- _Stated exercise_
Quote the entries that follow exactly, leaving none out.

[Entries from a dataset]
---+---

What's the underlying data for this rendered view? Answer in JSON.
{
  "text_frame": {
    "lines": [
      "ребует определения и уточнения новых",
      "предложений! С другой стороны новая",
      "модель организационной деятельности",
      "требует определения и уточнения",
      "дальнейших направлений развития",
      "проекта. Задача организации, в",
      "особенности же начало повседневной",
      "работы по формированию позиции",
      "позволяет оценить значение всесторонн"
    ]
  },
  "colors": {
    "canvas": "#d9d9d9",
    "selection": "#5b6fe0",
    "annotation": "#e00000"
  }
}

---+---

- _Result_
What's the underlying data for this rendered view? Answer in JSON.
{
  "text_frame": {
    "lines": [
      "ребует определения и уточнения новых",
      "предложений! С другой стороны новая",
      "модель организационной деятельности",
      "требует определения и уточнения",
      "дальнейших направлений развития",
      "проекта. Задача организации, в",
      "особенности же начало повседневной",
      "работы по формированию позиции",
      "позволяет оценить значение всесторонн"
    ]
  },
  "colors": {
    "canvas": "#d9d9d9",
    "selection": "#5b6fe0",
    "annotation": "#e00000"
  }
}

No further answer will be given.